- What is expected
Assemble all lines in which the string "феде" appears.

- Records shown
++++++
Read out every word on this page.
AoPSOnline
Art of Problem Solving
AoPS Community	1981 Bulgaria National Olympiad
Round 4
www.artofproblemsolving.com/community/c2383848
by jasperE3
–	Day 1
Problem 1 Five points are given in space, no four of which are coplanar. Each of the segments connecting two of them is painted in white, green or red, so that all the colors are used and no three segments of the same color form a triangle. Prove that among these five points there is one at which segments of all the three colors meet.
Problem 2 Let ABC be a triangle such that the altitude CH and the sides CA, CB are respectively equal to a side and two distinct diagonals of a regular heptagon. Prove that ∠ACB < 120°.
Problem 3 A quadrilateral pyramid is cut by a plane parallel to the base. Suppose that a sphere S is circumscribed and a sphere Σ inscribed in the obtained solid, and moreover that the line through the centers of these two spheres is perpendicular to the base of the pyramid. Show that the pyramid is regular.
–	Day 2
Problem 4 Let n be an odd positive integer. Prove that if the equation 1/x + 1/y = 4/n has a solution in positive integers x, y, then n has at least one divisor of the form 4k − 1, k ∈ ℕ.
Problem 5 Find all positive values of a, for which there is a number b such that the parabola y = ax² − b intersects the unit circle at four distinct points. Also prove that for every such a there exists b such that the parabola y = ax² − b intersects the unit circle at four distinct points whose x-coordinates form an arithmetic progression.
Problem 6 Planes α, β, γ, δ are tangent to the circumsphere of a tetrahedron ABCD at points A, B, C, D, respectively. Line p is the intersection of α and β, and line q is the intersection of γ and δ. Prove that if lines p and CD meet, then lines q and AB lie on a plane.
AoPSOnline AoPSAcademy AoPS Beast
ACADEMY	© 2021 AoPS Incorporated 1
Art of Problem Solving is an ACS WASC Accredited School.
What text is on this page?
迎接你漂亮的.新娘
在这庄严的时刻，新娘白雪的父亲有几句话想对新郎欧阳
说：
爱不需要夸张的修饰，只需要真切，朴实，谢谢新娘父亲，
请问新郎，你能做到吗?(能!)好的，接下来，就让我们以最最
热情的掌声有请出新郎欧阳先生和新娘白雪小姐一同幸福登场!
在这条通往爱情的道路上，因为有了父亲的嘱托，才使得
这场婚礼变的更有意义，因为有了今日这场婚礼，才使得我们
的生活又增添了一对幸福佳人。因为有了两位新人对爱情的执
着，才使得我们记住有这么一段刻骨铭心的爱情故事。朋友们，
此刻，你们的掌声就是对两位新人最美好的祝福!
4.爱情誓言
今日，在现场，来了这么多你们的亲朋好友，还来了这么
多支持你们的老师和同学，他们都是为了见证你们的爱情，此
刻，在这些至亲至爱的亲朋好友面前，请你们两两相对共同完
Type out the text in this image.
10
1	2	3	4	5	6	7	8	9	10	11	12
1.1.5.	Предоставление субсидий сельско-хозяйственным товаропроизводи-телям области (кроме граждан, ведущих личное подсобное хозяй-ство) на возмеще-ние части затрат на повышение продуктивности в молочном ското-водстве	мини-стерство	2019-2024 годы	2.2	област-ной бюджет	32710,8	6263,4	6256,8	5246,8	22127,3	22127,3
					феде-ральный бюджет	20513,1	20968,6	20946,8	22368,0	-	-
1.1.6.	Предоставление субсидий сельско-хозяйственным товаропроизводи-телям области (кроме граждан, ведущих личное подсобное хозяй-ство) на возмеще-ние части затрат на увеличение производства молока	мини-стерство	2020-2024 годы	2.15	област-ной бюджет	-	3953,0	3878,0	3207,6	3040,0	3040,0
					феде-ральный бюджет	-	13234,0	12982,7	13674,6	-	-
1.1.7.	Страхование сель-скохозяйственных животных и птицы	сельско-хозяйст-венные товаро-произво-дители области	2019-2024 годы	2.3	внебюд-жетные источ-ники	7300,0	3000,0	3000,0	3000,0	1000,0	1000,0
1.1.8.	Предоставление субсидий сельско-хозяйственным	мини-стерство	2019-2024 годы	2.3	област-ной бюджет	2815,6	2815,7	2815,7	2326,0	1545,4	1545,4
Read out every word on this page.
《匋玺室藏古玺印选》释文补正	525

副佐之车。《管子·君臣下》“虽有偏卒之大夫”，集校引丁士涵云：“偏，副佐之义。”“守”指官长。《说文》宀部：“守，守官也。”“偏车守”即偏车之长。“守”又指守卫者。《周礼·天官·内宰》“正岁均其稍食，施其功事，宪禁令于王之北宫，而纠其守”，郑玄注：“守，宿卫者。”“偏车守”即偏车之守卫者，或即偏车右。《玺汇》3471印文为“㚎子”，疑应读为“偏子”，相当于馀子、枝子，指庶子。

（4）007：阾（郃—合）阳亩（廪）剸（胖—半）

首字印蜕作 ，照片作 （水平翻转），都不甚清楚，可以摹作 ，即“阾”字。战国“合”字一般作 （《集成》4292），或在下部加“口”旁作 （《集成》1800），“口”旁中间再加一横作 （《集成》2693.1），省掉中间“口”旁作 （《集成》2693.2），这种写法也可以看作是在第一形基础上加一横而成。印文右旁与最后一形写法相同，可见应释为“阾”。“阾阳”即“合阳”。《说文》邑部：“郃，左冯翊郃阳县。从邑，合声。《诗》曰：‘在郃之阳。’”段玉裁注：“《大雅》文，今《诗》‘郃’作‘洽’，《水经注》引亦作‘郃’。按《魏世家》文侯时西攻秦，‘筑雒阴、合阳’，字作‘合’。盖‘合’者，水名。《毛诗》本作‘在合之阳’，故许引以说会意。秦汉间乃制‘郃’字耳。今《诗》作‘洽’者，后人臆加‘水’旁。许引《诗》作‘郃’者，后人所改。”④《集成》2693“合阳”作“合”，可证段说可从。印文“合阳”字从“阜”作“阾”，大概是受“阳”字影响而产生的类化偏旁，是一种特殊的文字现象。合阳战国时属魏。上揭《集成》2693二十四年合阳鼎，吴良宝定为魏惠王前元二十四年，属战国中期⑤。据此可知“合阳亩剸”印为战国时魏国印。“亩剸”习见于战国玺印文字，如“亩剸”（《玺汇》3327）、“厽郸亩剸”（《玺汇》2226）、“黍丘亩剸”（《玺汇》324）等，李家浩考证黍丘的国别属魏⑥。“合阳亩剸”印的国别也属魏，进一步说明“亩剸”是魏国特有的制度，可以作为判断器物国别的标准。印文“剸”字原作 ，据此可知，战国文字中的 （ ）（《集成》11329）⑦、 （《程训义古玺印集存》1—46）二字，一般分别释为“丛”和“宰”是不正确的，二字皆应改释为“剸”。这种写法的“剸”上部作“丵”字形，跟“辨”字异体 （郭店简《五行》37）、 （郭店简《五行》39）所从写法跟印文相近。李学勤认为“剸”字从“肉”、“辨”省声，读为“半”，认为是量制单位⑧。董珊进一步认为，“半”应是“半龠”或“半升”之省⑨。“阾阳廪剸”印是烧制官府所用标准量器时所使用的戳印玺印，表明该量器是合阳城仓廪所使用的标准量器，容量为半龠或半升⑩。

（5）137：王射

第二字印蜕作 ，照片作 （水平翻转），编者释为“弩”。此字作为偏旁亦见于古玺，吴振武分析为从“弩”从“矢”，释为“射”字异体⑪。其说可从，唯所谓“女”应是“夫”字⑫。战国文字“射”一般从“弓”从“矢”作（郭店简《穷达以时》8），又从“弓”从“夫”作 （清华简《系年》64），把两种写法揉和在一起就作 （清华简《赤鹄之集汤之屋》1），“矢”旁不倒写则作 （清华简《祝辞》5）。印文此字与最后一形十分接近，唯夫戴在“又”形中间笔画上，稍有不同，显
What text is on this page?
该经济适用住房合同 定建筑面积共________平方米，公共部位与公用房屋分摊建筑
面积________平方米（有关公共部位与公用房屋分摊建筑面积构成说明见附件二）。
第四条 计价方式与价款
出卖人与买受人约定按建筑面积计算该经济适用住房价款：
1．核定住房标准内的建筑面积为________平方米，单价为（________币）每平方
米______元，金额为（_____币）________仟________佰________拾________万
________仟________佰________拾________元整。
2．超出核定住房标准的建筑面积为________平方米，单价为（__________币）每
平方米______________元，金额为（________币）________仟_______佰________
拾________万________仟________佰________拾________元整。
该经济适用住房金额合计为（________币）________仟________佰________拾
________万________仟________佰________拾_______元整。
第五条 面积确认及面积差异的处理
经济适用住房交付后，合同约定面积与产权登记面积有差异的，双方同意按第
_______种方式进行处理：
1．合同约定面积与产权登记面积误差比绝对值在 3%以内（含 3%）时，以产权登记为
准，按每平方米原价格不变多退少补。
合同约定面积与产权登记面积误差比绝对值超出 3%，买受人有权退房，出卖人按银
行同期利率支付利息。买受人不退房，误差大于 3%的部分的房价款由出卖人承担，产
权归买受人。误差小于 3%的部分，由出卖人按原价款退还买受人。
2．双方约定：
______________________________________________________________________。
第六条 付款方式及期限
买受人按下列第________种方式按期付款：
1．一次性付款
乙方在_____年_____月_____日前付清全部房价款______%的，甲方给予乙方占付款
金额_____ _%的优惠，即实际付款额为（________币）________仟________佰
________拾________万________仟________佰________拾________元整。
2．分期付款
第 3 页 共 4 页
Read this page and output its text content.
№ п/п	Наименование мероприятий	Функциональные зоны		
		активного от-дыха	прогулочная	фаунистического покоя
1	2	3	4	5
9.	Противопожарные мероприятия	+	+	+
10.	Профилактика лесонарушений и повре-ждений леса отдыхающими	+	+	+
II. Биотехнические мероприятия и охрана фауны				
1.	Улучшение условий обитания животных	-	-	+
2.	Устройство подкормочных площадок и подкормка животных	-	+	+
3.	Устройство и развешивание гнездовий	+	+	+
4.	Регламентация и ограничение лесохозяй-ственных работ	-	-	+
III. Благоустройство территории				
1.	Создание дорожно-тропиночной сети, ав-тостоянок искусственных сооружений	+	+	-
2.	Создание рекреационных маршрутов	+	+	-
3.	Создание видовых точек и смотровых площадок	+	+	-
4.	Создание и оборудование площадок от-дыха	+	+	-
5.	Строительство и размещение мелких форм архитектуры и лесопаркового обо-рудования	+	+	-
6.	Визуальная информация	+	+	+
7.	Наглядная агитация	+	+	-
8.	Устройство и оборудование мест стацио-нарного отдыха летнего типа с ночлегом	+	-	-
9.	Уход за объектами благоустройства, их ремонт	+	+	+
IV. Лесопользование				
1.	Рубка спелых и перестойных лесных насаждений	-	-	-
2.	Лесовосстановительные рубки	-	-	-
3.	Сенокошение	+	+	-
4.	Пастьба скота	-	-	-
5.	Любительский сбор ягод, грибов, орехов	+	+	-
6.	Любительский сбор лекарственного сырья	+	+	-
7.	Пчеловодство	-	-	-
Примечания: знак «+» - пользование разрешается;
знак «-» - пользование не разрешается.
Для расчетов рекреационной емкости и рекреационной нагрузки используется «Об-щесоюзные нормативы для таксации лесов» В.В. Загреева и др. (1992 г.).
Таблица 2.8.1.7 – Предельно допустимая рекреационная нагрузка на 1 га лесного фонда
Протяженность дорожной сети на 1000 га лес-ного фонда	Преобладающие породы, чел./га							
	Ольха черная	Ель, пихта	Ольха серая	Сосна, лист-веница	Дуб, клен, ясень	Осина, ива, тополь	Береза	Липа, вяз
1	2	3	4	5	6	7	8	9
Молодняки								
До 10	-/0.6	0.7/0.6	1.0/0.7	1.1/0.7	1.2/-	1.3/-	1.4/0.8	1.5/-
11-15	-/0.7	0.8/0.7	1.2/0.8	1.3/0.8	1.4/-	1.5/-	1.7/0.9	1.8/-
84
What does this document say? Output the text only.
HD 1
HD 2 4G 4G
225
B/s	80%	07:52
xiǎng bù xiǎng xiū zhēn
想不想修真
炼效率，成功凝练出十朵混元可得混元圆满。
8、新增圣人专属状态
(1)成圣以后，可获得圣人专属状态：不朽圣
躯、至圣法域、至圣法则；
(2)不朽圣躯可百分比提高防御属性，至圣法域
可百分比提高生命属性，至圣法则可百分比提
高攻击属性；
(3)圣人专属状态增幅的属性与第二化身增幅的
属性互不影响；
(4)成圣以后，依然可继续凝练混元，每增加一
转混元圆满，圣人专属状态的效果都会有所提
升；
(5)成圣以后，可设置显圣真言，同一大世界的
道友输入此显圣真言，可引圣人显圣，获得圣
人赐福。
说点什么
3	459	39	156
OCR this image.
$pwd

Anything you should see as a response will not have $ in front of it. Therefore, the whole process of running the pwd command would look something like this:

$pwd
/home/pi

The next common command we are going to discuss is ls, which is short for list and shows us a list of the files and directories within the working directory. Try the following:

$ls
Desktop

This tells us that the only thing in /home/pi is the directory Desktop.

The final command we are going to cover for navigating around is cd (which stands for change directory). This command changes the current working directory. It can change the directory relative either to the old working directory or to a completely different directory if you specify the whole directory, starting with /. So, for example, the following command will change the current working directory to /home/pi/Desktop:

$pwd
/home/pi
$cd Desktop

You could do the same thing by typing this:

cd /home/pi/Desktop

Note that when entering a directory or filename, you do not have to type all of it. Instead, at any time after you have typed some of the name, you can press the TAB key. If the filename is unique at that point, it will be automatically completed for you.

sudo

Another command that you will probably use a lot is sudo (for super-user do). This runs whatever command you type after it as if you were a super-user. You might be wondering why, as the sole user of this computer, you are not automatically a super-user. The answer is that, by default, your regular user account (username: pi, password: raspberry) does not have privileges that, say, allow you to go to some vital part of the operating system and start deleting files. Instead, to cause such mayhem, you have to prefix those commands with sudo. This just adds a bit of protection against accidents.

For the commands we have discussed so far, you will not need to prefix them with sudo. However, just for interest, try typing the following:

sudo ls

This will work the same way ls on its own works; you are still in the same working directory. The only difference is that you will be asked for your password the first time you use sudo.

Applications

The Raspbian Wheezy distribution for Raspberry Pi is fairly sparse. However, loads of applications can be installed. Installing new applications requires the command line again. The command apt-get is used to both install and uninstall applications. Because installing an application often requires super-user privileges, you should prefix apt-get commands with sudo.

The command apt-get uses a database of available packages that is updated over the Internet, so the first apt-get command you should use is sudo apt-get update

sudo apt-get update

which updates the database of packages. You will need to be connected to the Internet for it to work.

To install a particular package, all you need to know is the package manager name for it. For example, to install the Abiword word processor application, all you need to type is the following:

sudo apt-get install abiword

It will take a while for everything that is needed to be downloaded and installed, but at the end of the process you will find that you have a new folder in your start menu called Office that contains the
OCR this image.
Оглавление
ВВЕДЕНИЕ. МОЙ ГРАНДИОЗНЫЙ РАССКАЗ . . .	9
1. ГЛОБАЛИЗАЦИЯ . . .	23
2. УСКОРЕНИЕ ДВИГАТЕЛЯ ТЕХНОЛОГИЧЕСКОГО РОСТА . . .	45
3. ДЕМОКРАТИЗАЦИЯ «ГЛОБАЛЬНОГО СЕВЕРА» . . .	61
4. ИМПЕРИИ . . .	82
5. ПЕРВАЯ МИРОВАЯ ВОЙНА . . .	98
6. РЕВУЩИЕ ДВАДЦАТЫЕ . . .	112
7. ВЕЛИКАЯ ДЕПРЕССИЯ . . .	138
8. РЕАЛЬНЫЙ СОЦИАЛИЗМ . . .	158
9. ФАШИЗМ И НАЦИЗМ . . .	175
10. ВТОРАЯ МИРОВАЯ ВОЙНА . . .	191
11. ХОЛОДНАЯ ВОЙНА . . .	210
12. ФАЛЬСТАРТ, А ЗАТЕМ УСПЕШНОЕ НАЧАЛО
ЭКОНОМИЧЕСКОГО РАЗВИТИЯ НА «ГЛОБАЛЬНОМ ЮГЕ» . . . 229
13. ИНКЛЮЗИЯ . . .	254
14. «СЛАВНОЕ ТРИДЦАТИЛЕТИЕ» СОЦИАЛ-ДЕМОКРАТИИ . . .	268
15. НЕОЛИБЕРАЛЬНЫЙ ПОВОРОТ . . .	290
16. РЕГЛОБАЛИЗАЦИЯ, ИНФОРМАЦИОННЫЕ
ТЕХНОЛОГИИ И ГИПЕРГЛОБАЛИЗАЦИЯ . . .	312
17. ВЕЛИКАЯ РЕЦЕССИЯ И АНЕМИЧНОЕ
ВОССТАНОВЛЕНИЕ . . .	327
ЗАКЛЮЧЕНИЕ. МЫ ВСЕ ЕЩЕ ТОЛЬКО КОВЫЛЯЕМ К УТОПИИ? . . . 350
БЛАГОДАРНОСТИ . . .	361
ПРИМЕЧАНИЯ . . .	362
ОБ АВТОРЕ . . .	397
++++++
- Response to this exercise
					феде-ральный бюджет	20513,1	20968,6	20946,8	22368,0	-	-
					феде-ральный бюджет	-	13234,0	12982,7	13674,6	-	-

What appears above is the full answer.